[start of Records provided]
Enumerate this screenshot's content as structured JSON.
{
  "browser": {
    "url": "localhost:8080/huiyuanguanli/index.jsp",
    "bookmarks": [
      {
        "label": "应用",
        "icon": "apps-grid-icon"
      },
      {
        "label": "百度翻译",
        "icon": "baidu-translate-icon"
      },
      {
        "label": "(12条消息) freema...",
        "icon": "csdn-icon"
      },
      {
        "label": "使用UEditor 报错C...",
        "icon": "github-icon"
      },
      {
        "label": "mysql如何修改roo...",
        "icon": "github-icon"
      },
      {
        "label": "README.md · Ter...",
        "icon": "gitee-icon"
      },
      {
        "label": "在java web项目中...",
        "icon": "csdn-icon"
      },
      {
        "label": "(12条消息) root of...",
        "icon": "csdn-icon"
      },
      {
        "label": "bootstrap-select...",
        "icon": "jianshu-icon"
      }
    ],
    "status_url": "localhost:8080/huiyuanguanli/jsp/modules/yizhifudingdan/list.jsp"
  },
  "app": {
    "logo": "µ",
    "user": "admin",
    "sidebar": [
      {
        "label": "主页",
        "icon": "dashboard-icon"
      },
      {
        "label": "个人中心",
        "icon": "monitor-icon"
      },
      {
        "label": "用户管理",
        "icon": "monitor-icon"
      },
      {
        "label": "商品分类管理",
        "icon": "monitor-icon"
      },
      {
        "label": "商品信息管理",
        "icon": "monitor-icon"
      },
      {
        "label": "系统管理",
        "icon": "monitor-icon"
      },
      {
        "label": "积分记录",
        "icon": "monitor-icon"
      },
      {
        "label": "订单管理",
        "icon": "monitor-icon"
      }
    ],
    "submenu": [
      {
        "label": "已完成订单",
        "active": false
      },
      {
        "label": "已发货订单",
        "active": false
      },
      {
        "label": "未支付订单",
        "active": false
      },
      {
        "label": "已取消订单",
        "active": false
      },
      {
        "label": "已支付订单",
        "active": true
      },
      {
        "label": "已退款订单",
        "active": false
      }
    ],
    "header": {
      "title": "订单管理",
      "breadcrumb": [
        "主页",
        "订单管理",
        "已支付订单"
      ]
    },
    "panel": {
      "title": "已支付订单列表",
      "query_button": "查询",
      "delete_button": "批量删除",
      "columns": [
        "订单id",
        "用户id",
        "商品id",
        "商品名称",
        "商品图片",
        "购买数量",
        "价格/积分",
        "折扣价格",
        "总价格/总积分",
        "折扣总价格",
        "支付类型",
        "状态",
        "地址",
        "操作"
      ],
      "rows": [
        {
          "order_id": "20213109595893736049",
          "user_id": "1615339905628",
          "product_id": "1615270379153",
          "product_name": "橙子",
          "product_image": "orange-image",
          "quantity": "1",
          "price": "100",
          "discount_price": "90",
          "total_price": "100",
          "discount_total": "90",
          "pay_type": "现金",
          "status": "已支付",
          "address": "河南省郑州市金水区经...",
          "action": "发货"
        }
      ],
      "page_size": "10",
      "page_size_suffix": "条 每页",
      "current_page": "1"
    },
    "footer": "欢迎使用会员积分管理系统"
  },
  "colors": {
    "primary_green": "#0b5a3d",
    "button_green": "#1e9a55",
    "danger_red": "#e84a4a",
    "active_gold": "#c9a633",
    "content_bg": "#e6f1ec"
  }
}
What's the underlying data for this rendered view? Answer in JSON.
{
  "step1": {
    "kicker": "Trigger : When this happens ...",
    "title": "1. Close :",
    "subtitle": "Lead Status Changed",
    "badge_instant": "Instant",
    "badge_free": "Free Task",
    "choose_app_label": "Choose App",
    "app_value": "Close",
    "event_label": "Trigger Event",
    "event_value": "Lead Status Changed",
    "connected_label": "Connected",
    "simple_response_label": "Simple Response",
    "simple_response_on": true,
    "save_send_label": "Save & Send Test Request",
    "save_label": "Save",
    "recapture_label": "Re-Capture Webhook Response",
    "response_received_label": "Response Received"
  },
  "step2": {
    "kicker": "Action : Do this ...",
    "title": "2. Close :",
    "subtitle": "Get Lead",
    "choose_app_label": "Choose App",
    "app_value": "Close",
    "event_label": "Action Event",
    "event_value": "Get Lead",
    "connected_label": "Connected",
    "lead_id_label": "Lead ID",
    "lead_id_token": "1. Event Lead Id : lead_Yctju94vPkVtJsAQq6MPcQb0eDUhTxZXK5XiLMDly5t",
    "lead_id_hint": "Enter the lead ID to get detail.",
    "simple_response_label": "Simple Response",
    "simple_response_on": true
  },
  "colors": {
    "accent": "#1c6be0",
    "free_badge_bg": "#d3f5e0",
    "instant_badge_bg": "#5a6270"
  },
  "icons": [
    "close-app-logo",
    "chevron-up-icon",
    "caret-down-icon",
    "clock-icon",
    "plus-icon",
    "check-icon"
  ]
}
[end of Records provided]
▶ _Problem details_: Each line from the one containing "What's the underlying" to the end of the records should be echoed exactly, and no other line.

▶ _Task answer_:
What's the underlying data for this rendered view? Answer in JSON.
{
  "step1": {
    "kicker": "Trigger : When this happens ...",
    "title": "1. Close :",
    "subtitle": "Lead Status Changed",
    "badge_instant": "Instant",
    "badge_free": "Free Task",
    "choose_app_label": "Choose App",
    "app_value": "Close",
    "event_label": "Trigger Event",
    "event_value": "Lead Status Changed",
    "connected_label": "Connected",
    "simple_response_label": "Simple Response",
    "simple_response_on": true,
    "save_send_label": "Save & Send Test Request",
    "save_label": "Save",
    "recapture_label": "Re-Capture Webhook Response",
    "response_received_label": "Response Received"
  },
  "step2": {
    "kicker": "Action : Do this ...",
    "title": "2. Close :",
    "subtitle": "Get Lead",
    "choose_app_label": "Choose App",
    "app_value": "Close",
    "event_label": "Action Event",
    "event_value": "Get Lead",
    "connected_label": "Connected",
    "lead_id_label": "Lead ID",
    "lead_id_token": "1. Event Lead Id : lead_Yctju94vPkVtJsAQq6MPcQb0eDUhTxZXK5XiLMDly5t",
    "lead_id_hint": "Enter the lead ID to get detail.",
    "simple_response_label": "Simple Response",
    "simple_response_on": true
  },
  "colors": {
    "accent": "#1c6be0",
    "free_badge_bg": "#d3f5e0",
    "instant_badge_bg": "#5a6270"
  },
  "icons": [
    "close-app-logo",
    "chevron-up-icon",
    "caret-down-icon",
    "clock-icon",
    "plus-icon",
    "check-icon"
  ]
}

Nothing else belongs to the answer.